## EXERCISE
Gather up the lines that contain "using".

===

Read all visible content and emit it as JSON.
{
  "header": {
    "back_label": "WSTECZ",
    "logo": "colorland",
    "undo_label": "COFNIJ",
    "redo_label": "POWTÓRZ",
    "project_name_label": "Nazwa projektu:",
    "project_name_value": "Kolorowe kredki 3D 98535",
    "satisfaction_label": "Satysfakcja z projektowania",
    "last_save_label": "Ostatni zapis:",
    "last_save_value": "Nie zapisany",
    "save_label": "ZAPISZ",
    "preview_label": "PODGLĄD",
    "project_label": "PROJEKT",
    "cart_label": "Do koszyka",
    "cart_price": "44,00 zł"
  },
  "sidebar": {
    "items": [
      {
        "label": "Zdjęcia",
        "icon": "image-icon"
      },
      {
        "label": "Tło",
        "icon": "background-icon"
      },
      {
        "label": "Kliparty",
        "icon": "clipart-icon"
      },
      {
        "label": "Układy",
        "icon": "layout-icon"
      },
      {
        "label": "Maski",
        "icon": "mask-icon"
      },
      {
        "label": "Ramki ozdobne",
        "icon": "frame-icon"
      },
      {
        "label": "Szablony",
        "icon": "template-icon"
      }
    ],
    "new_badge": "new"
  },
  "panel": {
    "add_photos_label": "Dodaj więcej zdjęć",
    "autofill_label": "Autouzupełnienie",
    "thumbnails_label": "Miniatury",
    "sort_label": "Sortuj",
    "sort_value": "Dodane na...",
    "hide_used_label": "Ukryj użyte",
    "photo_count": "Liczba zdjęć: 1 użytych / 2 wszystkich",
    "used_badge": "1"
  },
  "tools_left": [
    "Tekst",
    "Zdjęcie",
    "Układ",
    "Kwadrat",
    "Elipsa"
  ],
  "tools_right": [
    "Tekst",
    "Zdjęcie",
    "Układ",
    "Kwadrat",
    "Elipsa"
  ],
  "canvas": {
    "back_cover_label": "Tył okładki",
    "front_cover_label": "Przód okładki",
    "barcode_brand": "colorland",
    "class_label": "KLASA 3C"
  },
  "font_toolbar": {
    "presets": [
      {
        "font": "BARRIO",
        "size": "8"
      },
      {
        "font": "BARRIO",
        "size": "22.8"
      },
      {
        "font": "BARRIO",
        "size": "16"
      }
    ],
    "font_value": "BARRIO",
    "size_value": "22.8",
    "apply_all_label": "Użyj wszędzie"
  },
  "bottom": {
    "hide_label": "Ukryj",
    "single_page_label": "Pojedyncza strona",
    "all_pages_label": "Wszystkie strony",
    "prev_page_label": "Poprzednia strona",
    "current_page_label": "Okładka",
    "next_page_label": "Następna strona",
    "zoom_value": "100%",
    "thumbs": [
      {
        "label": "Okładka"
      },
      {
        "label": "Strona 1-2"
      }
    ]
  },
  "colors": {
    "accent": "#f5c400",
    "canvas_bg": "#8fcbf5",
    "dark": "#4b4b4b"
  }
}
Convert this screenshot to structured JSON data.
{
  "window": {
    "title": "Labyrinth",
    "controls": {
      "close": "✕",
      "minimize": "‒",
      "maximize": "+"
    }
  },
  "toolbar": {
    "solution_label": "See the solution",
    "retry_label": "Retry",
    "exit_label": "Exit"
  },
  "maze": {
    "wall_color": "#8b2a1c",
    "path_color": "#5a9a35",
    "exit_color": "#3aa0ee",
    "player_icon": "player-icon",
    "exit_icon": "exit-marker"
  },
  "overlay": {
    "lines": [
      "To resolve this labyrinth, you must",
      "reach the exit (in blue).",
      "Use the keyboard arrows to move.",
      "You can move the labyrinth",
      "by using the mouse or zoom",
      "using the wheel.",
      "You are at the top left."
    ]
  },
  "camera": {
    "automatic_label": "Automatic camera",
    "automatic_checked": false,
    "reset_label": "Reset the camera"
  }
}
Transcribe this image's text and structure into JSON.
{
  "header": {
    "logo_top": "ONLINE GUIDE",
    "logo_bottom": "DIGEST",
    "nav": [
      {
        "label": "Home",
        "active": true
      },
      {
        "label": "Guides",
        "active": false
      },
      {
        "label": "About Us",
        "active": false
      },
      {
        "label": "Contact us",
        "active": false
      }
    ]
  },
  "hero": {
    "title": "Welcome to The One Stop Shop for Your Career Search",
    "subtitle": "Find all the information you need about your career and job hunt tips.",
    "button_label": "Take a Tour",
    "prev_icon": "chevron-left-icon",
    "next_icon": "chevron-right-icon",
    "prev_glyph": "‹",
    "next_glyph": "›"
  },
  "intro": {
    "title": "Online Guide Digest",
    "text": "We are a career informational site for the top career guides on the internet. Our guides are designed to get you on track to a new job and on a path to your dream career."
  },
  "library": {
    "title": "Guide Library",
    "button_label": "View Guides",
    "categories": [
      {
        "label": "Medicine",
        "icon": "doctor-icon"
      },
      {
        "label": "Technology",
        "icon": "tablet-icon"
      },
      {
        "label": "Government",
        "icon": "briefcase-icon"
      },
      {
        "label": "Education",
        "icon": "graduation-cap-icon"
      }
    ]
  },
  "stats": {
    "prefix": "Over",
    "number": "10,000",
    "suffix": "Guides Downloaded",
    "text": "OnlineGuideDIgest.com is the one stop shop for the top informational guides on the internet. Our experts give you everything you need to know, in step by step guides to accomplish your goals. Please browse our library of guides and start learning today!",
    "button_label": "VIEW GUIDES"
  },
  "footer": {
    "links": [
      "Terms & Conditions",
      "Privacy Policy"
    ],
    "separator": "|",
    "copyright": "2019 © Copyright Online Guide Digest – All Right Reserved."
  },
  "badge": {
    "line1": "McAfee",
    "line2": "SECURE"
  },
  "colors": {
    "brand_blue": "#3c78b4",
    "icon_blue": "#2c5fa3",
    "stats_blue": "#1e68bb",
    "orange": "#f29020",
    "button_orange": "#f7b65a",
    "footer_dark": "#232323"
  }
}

===

## ANSWER TO THE PROBLEM
      "by using the mouse or zoom",
      "using the wheel.",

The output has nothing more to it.